AIM OF THE EXERCISE -
Write out every record in full, exactly as written, please.

EXERCISE DATA -
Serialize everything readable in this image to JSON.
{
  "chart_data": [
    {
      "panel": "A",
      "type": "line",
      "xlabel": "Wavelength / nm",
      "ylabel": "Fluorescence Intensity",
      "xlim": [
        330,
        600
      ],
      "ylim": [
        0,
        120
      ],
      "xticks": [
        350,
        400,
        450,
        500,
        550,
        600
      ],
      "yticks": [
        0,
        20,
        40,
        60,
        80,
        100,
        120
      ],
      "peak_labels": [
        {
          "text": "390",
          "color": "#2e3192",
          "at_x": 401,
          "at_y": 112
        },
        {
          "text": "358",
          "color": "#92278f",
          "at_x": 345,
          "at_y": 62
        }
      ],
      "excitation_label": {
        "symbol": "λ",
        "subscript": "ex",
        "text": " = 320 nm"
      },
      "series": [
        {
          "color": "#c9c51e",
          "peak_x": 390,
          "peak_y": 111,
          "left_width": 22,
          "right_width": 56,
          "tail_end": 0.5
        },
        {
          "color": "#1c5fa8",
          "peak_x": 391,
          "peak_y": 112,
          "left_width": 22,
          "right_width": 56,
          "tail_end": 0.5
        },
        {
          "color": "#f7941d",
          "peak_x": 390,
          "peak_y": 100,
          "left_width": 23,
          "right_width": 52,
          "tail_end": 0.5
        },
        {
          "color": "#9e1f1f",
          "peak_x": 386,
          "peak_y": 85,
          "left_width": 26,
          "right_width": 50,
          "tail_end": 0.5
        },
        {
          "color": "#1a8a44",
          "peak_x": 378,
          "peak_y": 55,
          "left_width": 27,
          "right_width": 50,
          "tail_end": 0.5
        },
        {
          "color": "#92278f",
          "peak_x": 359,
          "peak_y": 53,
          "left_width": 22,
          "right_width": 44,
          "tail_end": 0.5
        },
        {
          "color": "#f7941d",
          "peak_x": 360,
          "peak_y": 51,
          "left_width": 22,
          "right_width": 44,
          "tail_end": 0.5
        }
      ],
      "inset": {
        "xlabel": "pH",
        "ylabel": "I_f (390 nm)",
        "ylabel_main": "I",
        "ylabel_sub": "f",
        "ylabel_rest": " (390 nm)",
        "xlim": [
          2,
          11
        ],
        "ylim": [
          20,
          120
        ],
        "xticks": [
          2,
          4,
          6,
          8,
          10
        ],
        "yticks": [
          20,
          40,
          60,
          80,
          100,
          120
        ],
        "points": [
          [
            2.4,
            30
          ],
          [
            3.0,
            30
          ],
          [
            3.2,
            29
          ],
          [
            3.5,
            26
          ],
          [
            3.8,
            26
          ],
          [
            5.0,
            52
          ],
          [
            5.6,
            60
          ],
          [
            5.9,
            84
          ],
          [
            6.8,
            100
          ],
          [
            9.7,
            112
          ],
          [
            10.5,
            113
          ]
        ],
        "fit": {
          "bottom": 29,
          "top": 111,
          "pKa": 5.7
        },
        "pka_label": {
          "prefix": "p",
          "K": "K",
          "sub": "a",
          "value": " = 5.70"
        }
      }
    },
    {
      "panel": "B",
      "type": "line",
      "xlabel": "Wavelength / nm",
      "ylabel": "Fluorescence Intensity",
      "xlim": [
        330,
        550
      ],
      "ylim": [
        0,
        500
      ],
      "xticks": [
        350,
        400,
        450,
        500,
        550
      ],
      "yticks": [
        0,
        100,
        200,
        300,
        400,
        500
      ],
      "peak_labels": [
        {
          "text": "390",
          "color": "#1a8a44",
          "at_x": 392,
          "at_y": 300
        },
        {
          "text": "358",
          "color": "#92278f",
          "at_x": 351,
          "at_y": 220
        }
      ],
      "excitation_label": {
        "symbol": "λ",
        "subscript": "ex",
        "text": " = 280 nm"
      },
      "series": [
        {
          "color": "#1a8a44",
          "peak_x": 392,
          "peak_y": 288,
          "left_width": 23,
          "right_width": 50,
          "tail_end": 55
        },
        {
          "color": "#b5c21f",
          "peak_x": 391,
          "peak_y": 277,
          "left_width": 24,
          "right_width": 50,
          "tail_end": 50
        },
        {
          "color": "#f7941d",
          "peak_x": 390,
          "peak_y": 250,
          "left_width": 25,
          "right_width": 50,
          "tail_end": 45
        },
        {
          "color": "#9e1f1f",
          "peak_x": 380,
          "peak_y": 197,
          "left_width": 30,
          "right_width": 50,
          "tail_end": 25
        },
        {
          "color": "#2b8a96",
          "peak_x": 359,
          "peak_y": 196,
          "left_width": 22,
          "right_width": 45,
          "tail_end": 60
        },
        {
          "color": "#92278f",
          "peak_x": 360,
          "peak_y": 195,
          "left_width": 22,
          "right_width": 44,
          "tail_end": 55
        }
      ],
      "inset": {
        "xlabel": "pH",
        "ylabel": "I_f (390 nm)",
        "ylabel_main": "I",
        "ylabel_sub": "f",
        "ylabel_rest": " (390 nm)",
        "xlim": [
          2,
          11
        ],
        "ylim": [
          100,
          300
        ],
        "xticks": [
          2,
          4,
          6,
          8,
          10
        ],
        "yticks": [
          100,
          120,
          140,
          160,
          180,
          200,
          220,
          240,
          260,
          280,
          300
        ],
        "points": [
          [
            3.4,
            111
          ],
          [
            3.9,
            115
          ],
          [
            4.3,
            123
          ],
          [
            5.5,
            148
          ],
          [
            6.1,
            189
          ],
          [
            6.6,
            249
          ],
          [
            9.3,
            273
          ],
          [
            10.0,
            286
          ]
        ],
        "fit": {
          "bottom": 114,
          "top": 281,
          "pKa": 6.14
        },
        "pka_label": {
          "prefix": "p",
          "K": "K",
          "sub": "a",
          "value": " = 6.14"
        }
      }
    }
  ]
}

THE SOLUTION -
Serialize everything readable in this image to JSON.
{
  "chart_data": [
    {
      "panel": "A",
      "type": "line",
      "xlabel": "Wavelength / nm",
      "ylabel": "Fluorescence Intensity",
      "xlim": [
        330,
        600
      ],
      "ylim": [
        0,
        120
      ],
      "xticks": [
        350,
        400,
        450,
        500,
        550,
        600
      ],
      "yticks": [
        0,
        20,
        40,
        60,
        80,
        100,
        120
      ],
      "peak_labels": [
        {
          "text": "390",
          "color": "#2e3192",
          "at_x": 401,
          "at_y": 112
        },
        {
          "text": "358",
          "color": "#92278f",
          "at_x": 345,
          "at_y": 62
        }
      ],
      "excitation_label": {
        "symbol": "λ",
        "subscript": "ex",
        "text": " = 320 nm"
      },
      "series": [
        {
          "color": "#c9c51e",
          "peak_x": 390,
          "peak_y": 111,
          "left_width": 22,
          "right_width": 56,
          "tail_end": 0.5
        },
        {
          "color": "#1c5fa8",
          "peak_x": 391,
          "peak_y": 112,
          "left_width": 22,
          "right_width": 56,
          "tail_end": 0.5
        },
        {
          "color": "#f7941d",
          "peak_x": 390,
          "peak_y": 100,
          "left_width": 23,
          "right_width": 52,
          "tail_end": 0.5
        },
        {
          "color": "#9e1f1f",
          "peak_x": 386,
          "peak_y": 85,
          "left_width": 26,
          "right_width": 50,
          "tail_end": 0.5
        },
        {
          "color": "#1a8a44",
          "peak_x": 378,
          "peak_y": 55,
          "left_width": 27,
          "right_width": 50,
          "tail_end": 0.5
        },
        {
          "color": "#92278f",
          "peak_x": 359,
          "peak_y": 53,
          "left_width": 22,
          "right_width": 44,
          "tail_end": 0.5
        },
        {
          "color": "#f7941d",
          "peak_x": 360,
          "peak_y": 51,
          "left_width": 22,
          "right_width": 44,
          "tail_end": 0.5
        }
      ],
      "inset": {
        "xlabel": "pH",
        "ylabel": "I_f (390 nm)",
        "ylabel_main": "I",
        "ylabel_sub": "f",
        "ylabel_rest": " (390 nm)",
        "xlim": [
          2,
          11
        ],
        "ylim": [
          20,
          120
        ],
        "xticks": [
          2,
          4,
          6,
          8,
          10
        ],
        "yticks": [
          20,
          40,
          60,
          80,
          100,
          120
        ],
        "points": [
          [
            2.4,
            30
          ],
          [
            3.0,
            30
          ],
          [
            3.2,
            29
          ],
          [
            3.5,
            26
          ],
          [
            3.8,
            26
          ],
          [
            5.0,
            52
          ],
          [
            5.6,
            60
          ],
          [
            5.9,
            84
          ],
          [
            6.8,
            100
          ],
          [
            9.7,
            112
          ],
          [
            10.5,
            113
          ]
        ],
        "fit": {
          "bottom": 29,
          "top": 111,
          "pKa": 5.7
        },
        "pka_label": {
          "prefix": "p",
          "K": "K",
          "sub": "a",
          "value": " = 5.70"
        }
      }
    },
    {
      "panel": "B",
      "type": "line",
      "xlabel": "Wavelength / nm",
      "ylabel": "Fluorescence Intensity",
      "xlim": [
        330,
        550
      ],
      "ylim": [
        0,
        500
      ],
      "xticks": [
        350,
        400,
        450,
        500,
        550
      ],
      "yticks": [
        0,
        100,
        200,
        300,
        400,
        500
      ],
      "peak_labels": [
        {
          "text": "390",
          "color": "#1a8a44",
          "at_x": 392,
          "at_y": 300
        },
        {
          "text": "358",
          "color": "#92278f",
          "at_x": 351,
          "at_y": 220
        }
      ],
      "excitation_label": {
        "symbol": "λ",
        "subscript": "ex",
        "text": " = 280 nm"
      },
      "series": [
        {
          "color": "#1a8a44",
          "peak_x": 392,
          "peak_y": 288,
          "left_width": 23,
          "right_width": 50,
          "tail_end": 55
        },
        {
          "color": "#b5c21f",
          "peak_x": 391,
          "peak_y": 277,
          "left_width": 24,
          "right_width": 50,
          "tail_end": 50
        },
        {
          "color": "#f7941d",
          "peak_x": 390,
          "peak_y": 250,
          "left_width": 25,
          "right_width": 50,
          "tail_end": 45
        },
        {
          "color": "#9e1f1f",
          "peak_x": 380,
          "peak_y": 197,
          "left_width": 30,
          "right_width": 50,
          "tail_end": 25
        },
        {
          "color": "#2b8a96",
          "peak_x": 359,
          "peak_y": 196,
          "left_width": 22,
          "right_width": 45,
          "tail_end": 60
        },
        {
          "color": "#92278f",
          "peak_x": 360,
          "peak_y": 195,
          "left_width": 22,
          "right_width": 44,
          "tail_end": 55
        }
      ],
      "inset": {
        "xlabel": "pH",
        "ylabel": "I_f (390 nm)",
        "ylabel_main": "I",
        "ylabel_sub": "f",
        "ylabel_rest": " (390 nm)",
        "xlim": [
          2,
          11
        ],
        "ylim": [
          100,
          300
        ],
        "xticks": [
          2,
          4,
          6,
          8,
          10
        ],
        "yticks": [
          100,
          120,
          140,
          160,
          180,
          200,
          220,
          240,
          260,
          280,
          300
        ],
        "points": [
          [
            3.4,
            111
          ],
          [
            3.9,
            115
          ],
          [
            4.3,
            123
          ],
          [
            5.5,
            148
          ],
          [
            6.1,
            189
          ],
          [
            6.6,
            249
          ],
          [
            9.3,
            273
          ],
          [
            10.0,
            286
          ]
        ],
        "fit": {
          "bottom": 114,
          "top": 281,
          "pKa": 6.14
        },
        "pka_label": {
          "prefix": "p",
          "K": "K",
          "sub": "a",
          "value": " = 6.14"
        }
      }
    }
  ]
}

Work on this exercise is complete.